§ **Required task**
Can you arrange every line of the data below as a JSON list of strings, one string per line, with blank lines and pictures left out?

— start Records supplied —

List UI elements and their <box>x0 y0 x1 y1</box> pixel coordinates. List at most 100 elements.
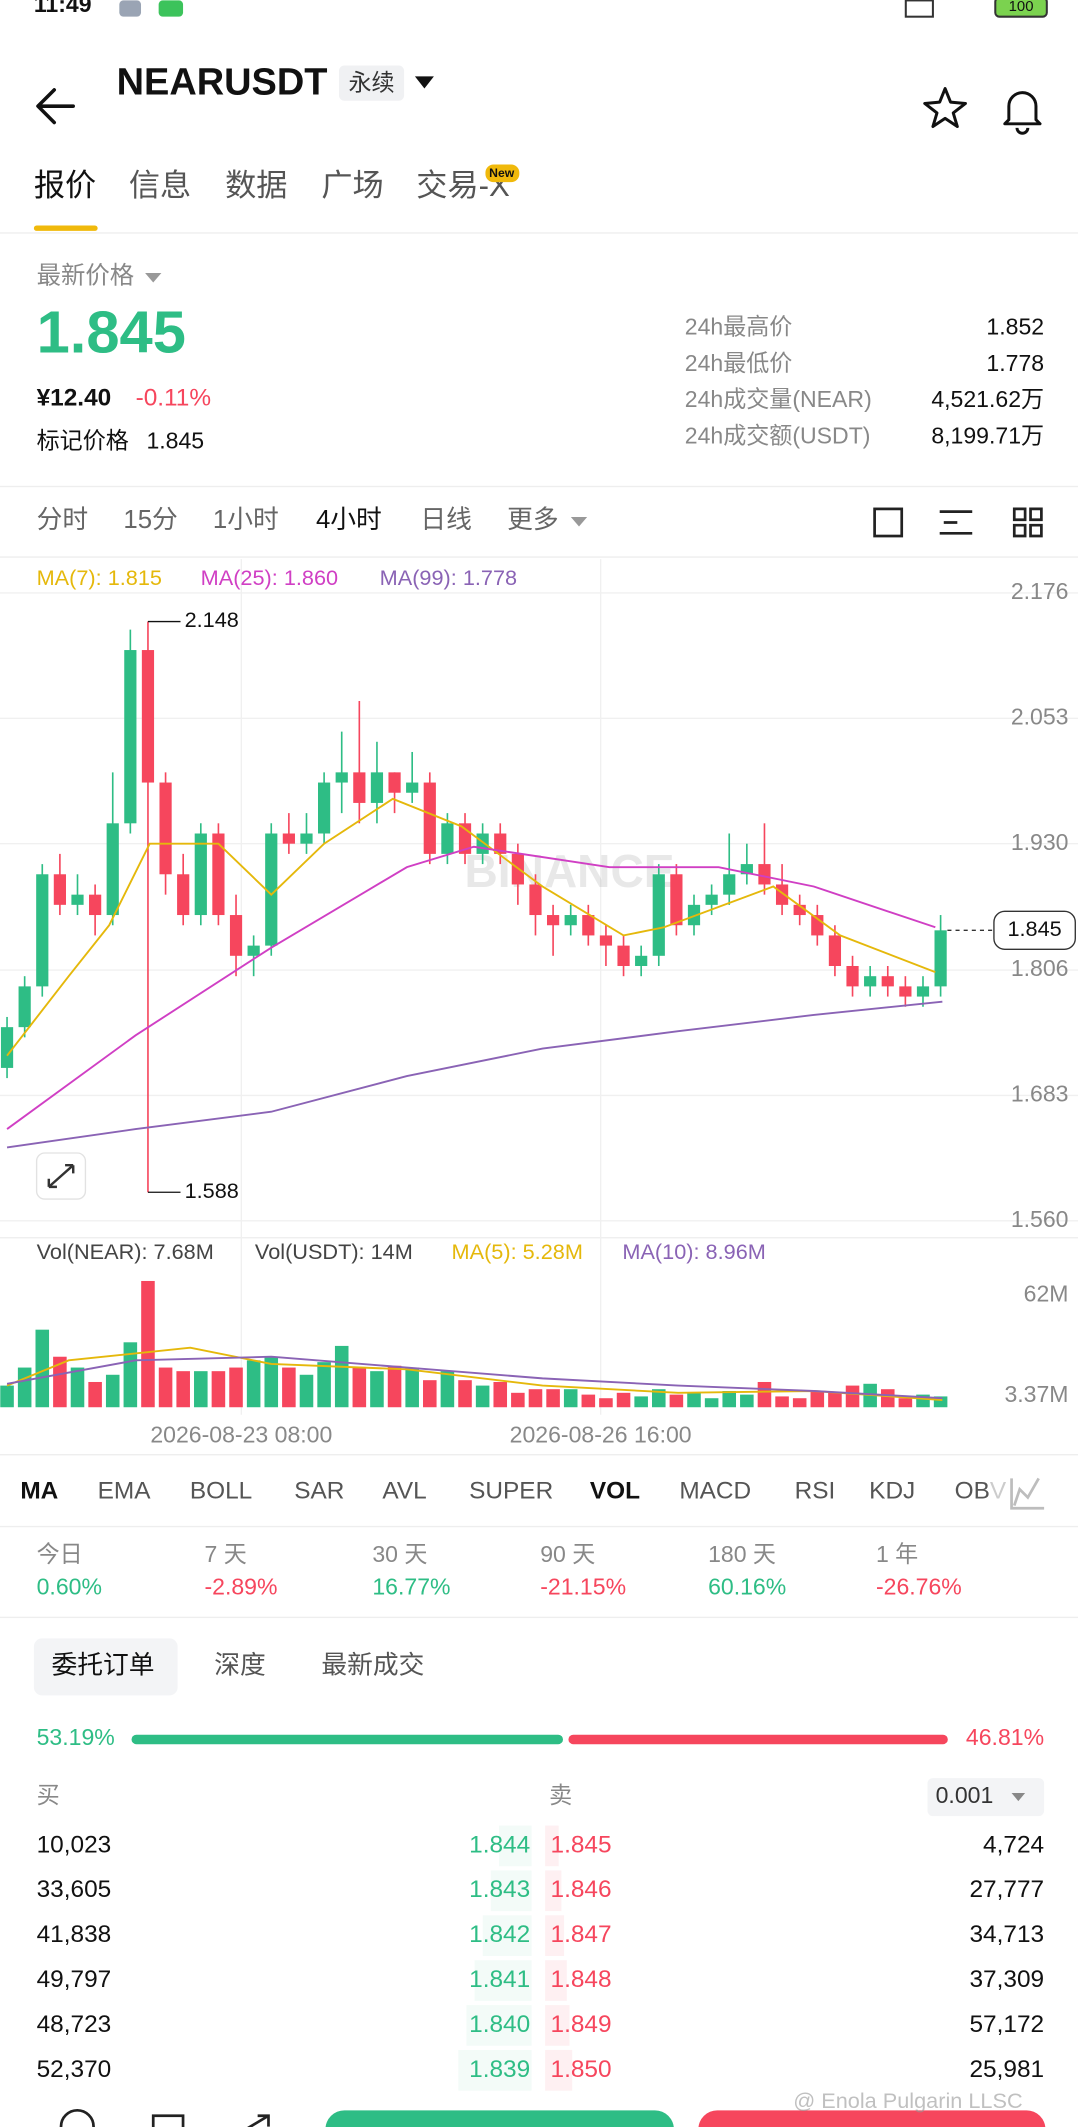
status-icon <box>119 0 142 17</box>
indicator-fade <box>989 1471 1078 1513</box>
volume-bar <box>880 1389 895 1408</box>
volume-bar <box>898 1398 913 1408</box>
interval-tab[interactable]: 分时 <box>37 505 89 534</box>
candle-body <box>89 894 102 916</box>
ask-quantity: 34,713 <box>969 1921 1044 1948</box>
interval-tab[interactable]: 15分 <box>123 506 177 534</box>
depth-shade <box>545 1960 567 2001</box>
volume-label: Vol(USDT): 14M <box>255 1239 413 1264</box>
indicator-tab[interactable]: KDJ <box>869 1477 915 1504</box>
orderbook-tab[interactable]: 委托订单 <box>52 1651 155 1680</box>
period-label: 180 天 <box>708 1541 776 1567</box>
nav-icon[interactable] <box>241 2114 270 2127</box>
volume-bar <box>229 1367 243 1408</box>
stat-label: 24h成交量(NEAR) <box>685 386 872 412</box>
tool-icon[interactable] <box>939 510 973 535</box>
interval-tab[interactable]: 日线 <box>420 505 471 534</box>
volume-bar <box>440 1371 455 1408</box>
candle-body <box>775 884 789 905</box>
alert-button[interactable] <box>1003 91 1042 135</box>
price-label: 最新价格 <box>37 262 135 289</box>
divider <box>0 485 1078 488</box>
new-badge-text: New <box>489 166 515 180</box>
stat-label: 24h最低价 <box>685 350 793 376</box>
candle-body <box>529 884 542 916</box>
symbol-dropdown[interactable] <box>414 76 434 89</box>
precision-select[interactable] <box>927 1778 1045 1817</box>
indicator-tab[interactable]: SAR <box>294 1477 344 1504</box>
period-label: 今日 <box>37 1541 83 1567</box>
period-change: 0.60% <box>37 1573 102 1599</box>
ma-line <box>6 1000 943 1149</box>
candle-body <box>881 976 894 987</box>
y-tick-label: 1.806 <box>1011 955 1069 981</box>
price-dropdown[interactable] <box>145 272 162 283</box>
legend-entry: MA(5): 5.28M <box>452 1239 583 1264</box>
candle-body <box>265 833 278 946</box>
legend-entry: MA(10): 8.96M <box>622 1239 765 1264</box>
interval-tab[interactable]: 1小时 <box>213 505 279 534</box>
candle-body <box>18 986 31 1028</box>
indicator-tab[interactable]: BOLL <box>190 1477 252 1504</box>
indicator-tab[interactable]: SUPER <box>469 1477 553 1504</box>
more-dropdown[interactable] <box>570 517 588 527</box>
ask-price: 1.845 <box>551 1831 612 1858</box>
favorite-button[interactable] <box>923 87 967 129</box>
candle-body <box>546 915 560 926</box>
y-tick-label: 62M <box>1024 1280 1069 1306</box>
indicator-tab[interactable]: RSI <box>795 1477 836 1504</box>
candle-body <box>599 935 613 946</box>
legend-entry: MA(25): 1.860 <box>201 565 338 590</box>
period-label: 30 天 <box>372 1541 427 1567</box>
mark-price-label: 标记价格 <box>37 428 129 454</box>
divider <box>0 1616 1078 1619</box>
divider <box>0 1525 1078 1528</box>
back-button[interactable] <box>36 88 75 125</box>
indicator-tab[interactable]: MACD <box>679 1477 751 1504</box>
ask-quantity: 27,777 <box>969 1876 1044 1903</box>
buy-button[interactable] <box>325 2110 674 2127</box>
volume-bar <box>634 1396 648 1408</box>
volume-bar <box>810 1391 825 1408</box>
ask-price: 1.846 <box>551 1876 612 1903</box>
orderbook-tab[interactable]: 深度 <box>214 1651 266 1680</box>
bid-quantity: 48,723 <box>37 2011 112 2038</box>
tab[interactable]: 信息 <box>129 168 191 203</box>
candle-body <box>423 782 436 854</box>
nav-icon[interactable] <box>151 2114 185 2127</box>
indicator-tab[interactable]: EMA <box>98 1477 152 1504</box>
volume-bar <box>651 1389 666 1408</box>
sell-ratio: 46.81% <box>966 1724 1044 1750</box>
volume-bar <box>775 1396 789 1408</box>
indicator-tab[interactable]: AVL <box>382 1477 426 1504</box>
volume-bar <box>616 1392 631 1408</box>
sell-button[interactable] <box>698 2110 1046 2127</box>
tool-icon[interactable] <box>1012 507 1043 538</box>
interval-tab[interactable]: 更多 <box>507 505 559 534</box>
buy-ratio: 53.19% <box>37 1724 115 1750</box>
indicator-tab[interactable]: MA <box>20 1477 58 1504</box>
candle-body <box>318 782 331 834</box>
tool-icon[interactable] <box>873 507 904 538</box>
bid-quantity: 49,797 <box>37 1966 112 1993</box>
volume-bar <box>458 1380 472 1408</box>
candle-body <box>635 955 648 966</box>
tab[interactable]: 广场 <box>321 168 383 203</box>
candle-body <box>494 833 507 854</box>
depth-shade <box>482 1915 532 1957</box>
new-badge <box>485 164 520 183</box>
depth-shade <box>490 1870 532 1912</box>
bid-price: 1.839 <box>469 2056 530 2083</box>
indicator-tab[interactable]: VOL <box>590 1477 640 1504</box>
tab[interactable]: 数据 <box>225 168 287 203</box>
orderbook-tab[interactable]: 最新成交 <box>321 1651 424 1680</box>
chart-tools[interactable] <box>873 507 1043 538</box>
tab[interactable]: 报价 <box>34 168 96 203</box>
depth-shade <box>474 1960 532 2001</box>
interval-tab[interactable]: 4小时 <box>316 505 382 534</box>
candle-body <box>247 945 260 956</box>
ma-line <box>6 1346 943 1401</box>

— end Records supplied —

§ **Finished task**
[
  "List UI elements and their <box>x0 y0 x1 y1</box> pixel coordinates. List at most 100 elements.",
  "status-icon <box>119 0 142 17</box>",
  "indicator-fade <box>989 1471 1078 1513</box>",
  "volume-bar <box>880 1389 895 1408</box>",
  "volume-bar <box>898 1398 913 1408</box>",
  "interval-tab[interactable]: 分时 <box>37 505 89 534</box>",
  "candle-body <box>89 894 102 916</box>",
  "ask-quantity: 34,713 <box>969 1921 1044 1948</box>",
  "interval-tab[interactable]: 15分 <box>123 506 177 534</box>",
  "depth-shade <box>545 1960 567 2001</box>",
  "volume-label: Vol(USDT): 14M <box>255 1239 413 1264</box>",
  "indicator-tab[interactable]: KDJ <box>869 1477 915 1504</box>",
  "orderbook-tab[interactable]: 委托订单 <box>52 1651 155 1680</box>",
  "period-label: 180 天 <box>708 1541 776 1567</box>",
  "nav-icon[interactable] <box>241 2114 270 2127</box>",
  "volume-bar <box>229 1367 243 1408</box>",
  "stat-label: 24h成交量(NEAR) <box>685 386 872 412</box>",
  "tool-icon[interactable] <box>939 510 973 535</box>",
  "interval-tab[interactable]: 日线 <box>420 505 471 534</box>",
  "volume-bar <box>440 1371 455 1408</box>",
  "candle-body <box>775 884 789 905</box>",
  "alert-button[interactable] <box>1003 91 1042 135</box>",
  "price-label: 最新价格 <box>37 262 135 289</box>",
  "divider <box>0 485 1078 488</box>",
  "new-badge-text: New <box>489 166 515 180</box>",
  "stat-label: 24h最低价 <box>685 350 793 376</box>",
  "candle-body <box>529 884 542 916</box>",
  "symbol-dropdown[interactable] <box>414 76 434 89</box>",
  "precision-select[interactable] <box>927 1778 1045 1817</box>",
  "indicator-tab[interactable]: SAR <box>294 1477 344 1504</box>",
  "period-label: 今日 <box>37 1541 83 1567</box>",
  "period-change: 0.60% <box>37 1573 102 1599</box>",
  "ma-line <box>6 1000 943 1149</box>",
  "candle-body <box>881 976 894 987</box>",
  "y-tick-label: 1.806 <box>1011 955 1069 981</box>",
  "price-dropdown[interactable] <box>145 272 162 283</box>",
  "legend-entry: MA(5): 5.28M <box>452 1239 583 1264</box>",
  "candle-body <box>265 833 278 946</box>",
  "legend-entry: MA(10): 8.96M <box>622 1239 765 1264</box>",
  "interval-tab[interactable]: 1小时 <box>213 505 279 534</box>",
  "candle-body <box>18 986 31 1028</box>",
  "indicator-tab[interactable]: BOLL <box>190 1477 252 1504</box>",
  "indicator-tab[interactable]: SUPER <box>469 1477 553 1504</box>",
  "more-dropdown[interactable] <box>570 517 588 527</box>",
  "ask-price: 1.845 <box>551 1831 612 1858</box>",
  "favorite-button[interactable] <box>923 87 967 129</box>",
  "candle-body <box>546 915 560 926</box>",
  "y-tick-label: 62M <box>1024 1280 1069 1306</box>",
  "indicator-tab[interactable]: RSI <box>795 1477 836 1504</box>",
  "candle-body <box>599 935 613 946</box>",
  "legend-entry: MA(25): 1.860 <box>201 565 338 590</box>",
  "period-label: 30 天 <box>372 1541 427 1567</box>",
  "mark-price-label: 标记价格 <box>37 428 129 454</box>",
  "divider <box>0 1616 1078 1619</box>",
  "divider <box>0 1525 1078 1528</box>",
  "back-button[interactable] <box>36 88 75 125</box>",
  "indicator-tab[interactable]: MACD <box>679 1477 751 1504</box>",
  "ask-quantity: 27,777 <box>969 1876 1044 1903</box>",
  "buy-button[interactable] <box>325 2110 674 2127</box>",
  "volume-bar <box>634 1396 648 1408</box>",
  "volume-bar <box>810 1391 825 1408</box>",
  "ask-price: 1.846 <box>551 1876 612 1903</box>",
  "orderbook-tab[interactable]: 深度 <box>214 1651 266 1680</box>",
  "bid-quantity: 48,723 <box>37 2011 112 2038</box>",
  "tab[interactable]: 信息 <box>129 168 191 203</box>",
  "candle-body <box>423 782 436 854</box>",
  "nav-icon[interactable] <box>151 2114 185 2127</box>",
  "indicator-tab[interactable]: EMA <box>98 1477 152 1504</box>",
  "volume-bar <box>651 1389 666 1408</box>",
  "sell-ratio: 46.81% <box>966 1724 1044 1750</box>",
  "volume-bar <box>775 1396 789 1408</box>",
  "indicator-tab[interactable]: AVL <box>382 1477 426 1504</box>",
  "volume-bar <box>616 1392 631 1408</box>",
  "sell-button[interactable] <box>698 2110 1046 2127</box>",
  "tool-icon[interactable] <box>1012 507 1043 538</box>",
  "interval-tab[interactable]: 更多 <box>507 505 559 534</box>",
  "buy-ratio: 53.19% <box>37 1724 115 1750</box>",
  "indicator-tab[interactable]: MA <box>20 1477 58 1504</box>",
  "candle-body <box>318 782 331 834</box>",
  "tool-icon[interactable] <box>873 507 904 538</box>",
  "bid-quantity: 49,797 <box>37 1966 112 1993</box>",
  "volume-bar <box>458 1380 472 1408</box>",
  "candle-body <box>635 955 648 966</box>",
  "tab[interactable]: 广场 <box>321 168 383 203</box>",
  "candle-body <box>494 833 507 854</box>",
  "depth-shade <box>482 1915 532 1957</box>",
  "new-badge <box>485 164 520 183</box>",
  "depth-shade <box>490 1870 532 1912</box>",
  "bid-price: 1.839 <box>469 2056 530 2083</box>",
  "indicator-tab[interactable]: VOL <box>590 1477 640 1504</box>",
  "tab[interactable]: 数据 <box>225 168 287 203</box>",
  "orderbook-tab[interactable]: 最新成交 <box>321 1651 424 1680</box>",
  "chart-tools[interactable] <box>873 507 1043 538</box>",
  "tab[interactable]: 报价 <box>34 168 96 203</box>",
  "depth-shade <box>474 1960 532 2001</box>",
  "interval-tab[interactable]: 4小时 <box>316 505 382 534</box>",
  "candle-body <box>247 945 260 956</box>",
  "ma-line <box>6 1346 943 1401</box>"
]